WORK REQUIRED - Copy out every line containing the word "right".

*** THE RECORDS

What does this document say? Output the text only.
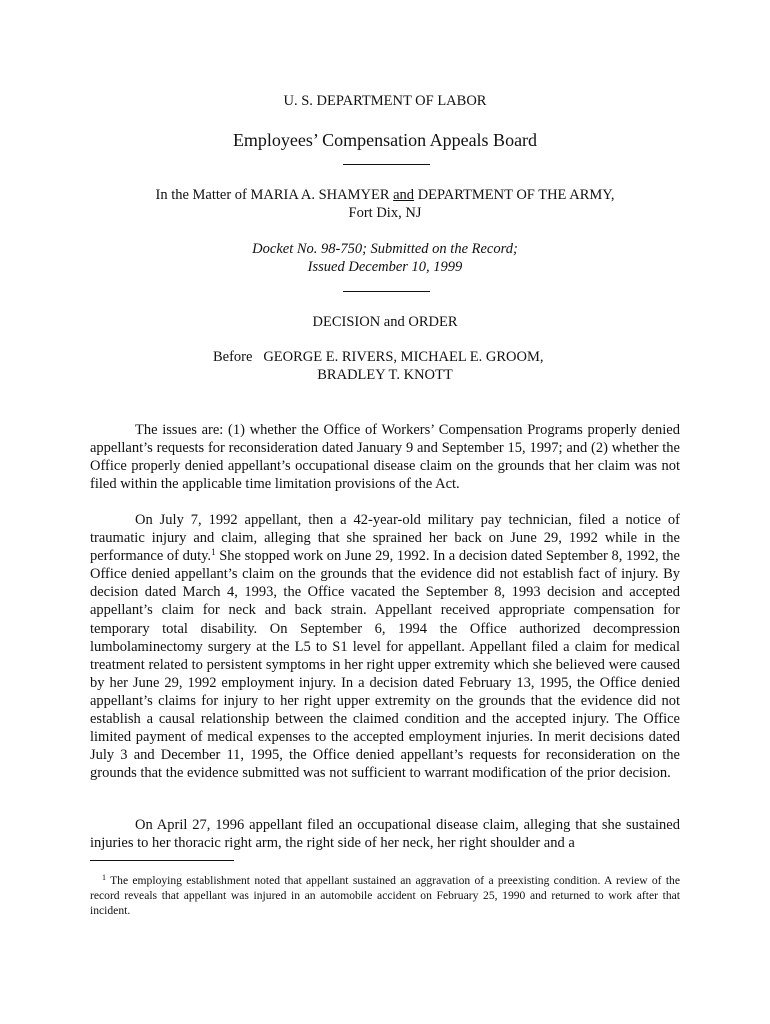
U. S. DEPARTMENT OF LABOR
Employees’ Compensation Appeals Board
In the Matter of MARIA A. SHAMYER and DEPARTMENT OF THE ARMY,
Fort Dix, NJ
Docket No. 98-750; Submitted on the Record;
Issued December 10, 1999
DECISION and ORDER
Before   GEORGE E. RIVERS, MICHAEL E. GROOM,
BRADLEY T. KNOTT

The issues are: (1) whether the Office of Workers’ Compensation Programs properly denied appellant’s requests for reconsideration dated January 9 and September 15, 1997; and (2) whether the Office properly denied appellant’s occupational disease claim on the grounds that her claim was not filed within the applicable time limitation provisions of the Act.

On July 7, 1992 appellant, then a 42-year-old military pay technician, filed a notice of traumatic injury and claim, alleging that she sprained her back on June 29, 1992 while in the performance of duty.$^1$ She stopped work on June 29, 1992. In a decision dated September 8, 1992, the Office denied appellant’s claim on the grounds that the evidence did not establish fact of injury. By decision dated March 4, 1993, the Office vacated the September 8, 1993 decision and accepted appellant’s claim for neck and back strain. Appellant received appropriate compensation for temporary total disability. On September 6, 1994 the Office authorized decompression lumbolaminectomy surgery at the L5 to S1 level for appellant. Appellant filed a claim for medical treatment related to persistent symptoms in her right upper extremity which she believed were caused by her June 29, 1992 employment injury. In a decision dated February 13, 1995, the Office denied appellant’s claims for injury to her right upper extremity on the grounds that the evidence did not establish a causal relationship between the claimed condition and the accepted injury. The Office limited payment of medical expenses to the accepted employment injuries. In merit decisions dated July 3 and December 11, 1995, the Office denied appellant’s requests for reconsideration on the grounds that the evidence submitted was not sufficient to warrant modification of the prior decision.

On April 27, 1996 appellant filed an occupational disease claim, alleging that she sustained injuries to her thoracic right arm, the right side of her neck, her right shoulder and a

$^1$ The employing establishment noted that appellant sustained an aggravation of a preexisting condition. A review of the record reveals that appellant was injured in an automobile accident on February 25, 1990 and returned to work after that incident.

******

FULL RESPONSE -
On July 7, 1992 appellant, then a 42-year-old military pay technician, filed a notice of traumatic injury and claim, alleging that she sprained her back on June 29, 1992 while in the performance of duty.$^1$ She stopped work on June 29, 1992. In a decision dated September 8, 1992, the Office denied appellant’s claim on the grounds that the evidence did not establish fact of injury. By decision dated March 4, 1993, the Office vacated the September 8, 1993 decision and accepted appellant’s claim for neck and back strain. Appellant received appropriate compensation for temporary total disability. On September 6, 1994 the Office authorized decompression lumbolaminectomy surgery at the L5 to S1 level for appellant. Appellant filed a claim for medical treatment related to persistent symptoms in her right upper extremity which she believed were caused by her June 29, 1992 employment injury. In a decision dated February 13, 1995, the Office denied appellant’s claims for injury to her right upper extremity on the grounds that the evidence did not establish a causal relationship between the claimed condition and the accepted injury. The Office limited payment of medical expenses to the accepted employment injuries. In merit decisions dated July 3 and December 11, 1995, the Office denied appellant’s requests for reconsideration on the grounds that the evidence submitted was not sufficient to warrant modification of the prior decision.
On April 27, 1996 appellant filed an occupational disease claim, alleging that she sustained injuries to her thoracic right arm, the right side of her neck, her right shoulder and a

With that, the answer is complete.